### EXERCISE MATERIALS ###

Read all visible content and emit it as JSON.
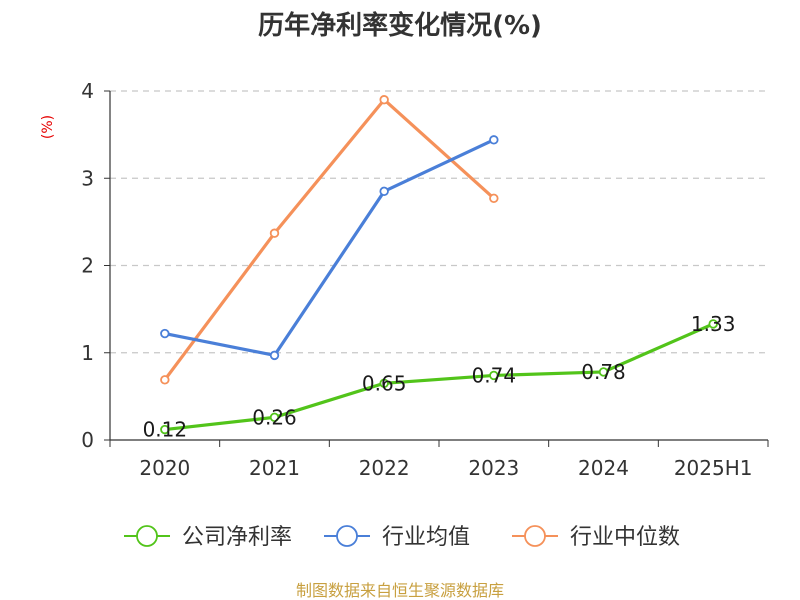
{
  "chart_data": {
    "type": "line",
    "title": "历年净利率变化情况(%)",
    "ylabel": "(%)",
    "ylim": [
      0,
      4
    ],
    "yticks": [
      0,
      1,
      2,
      3,
      4
    ],
    "grid": true,
    "legend_position": "bottom",
    "categories": [
      "2020",
      "2021",
      "2022",
      "2023",
      "2024",
      "2025H1"
    ],
    "series": [
      {
        "name": "公司净利率",
        "color": "#52c41a",
        "values": [
          0.12,
          0.26,
          0.65,
          0.74,
          0.78,
          1.33
        ],
        "labels": [
          "0.12",
          "0.26",
          "0.65",
          "0.74",
          "0.78",
          "1.33"
        ],
        "show_labels": true
      },
      {
        "name": "行业均值",
        "color": "#4a7fd8",
        "values": [
          1.22,
          0.97,
          2.85,
          3.44,
          null,
          null
        ],
        "show_labels": false
      },
      {
        "name": "行业中位数",
        "color": "#f5915a",
        "values": [
          0.69,
          2.37,
          3.9,
          2.77,
          null,
          null
        ],
        "show_labels": false
      }
    ]
  },
  "footer": {
    "source": "制图数据来自恒生聚源数据库"
  }
}
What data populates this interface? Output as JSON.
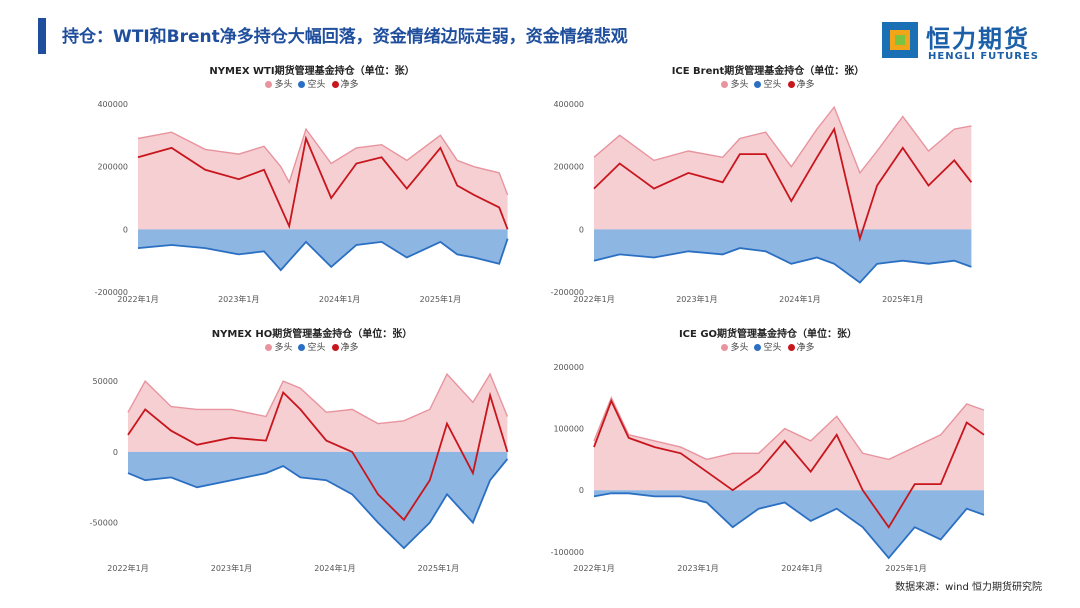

###

OBJECTIVE:
From the listing, copy every line where the string "color" appears.

EXERCISE SOLUTION:
        "color": "#52c41a",
        "color": "#4a7fd8",
        "color": "#f5915a",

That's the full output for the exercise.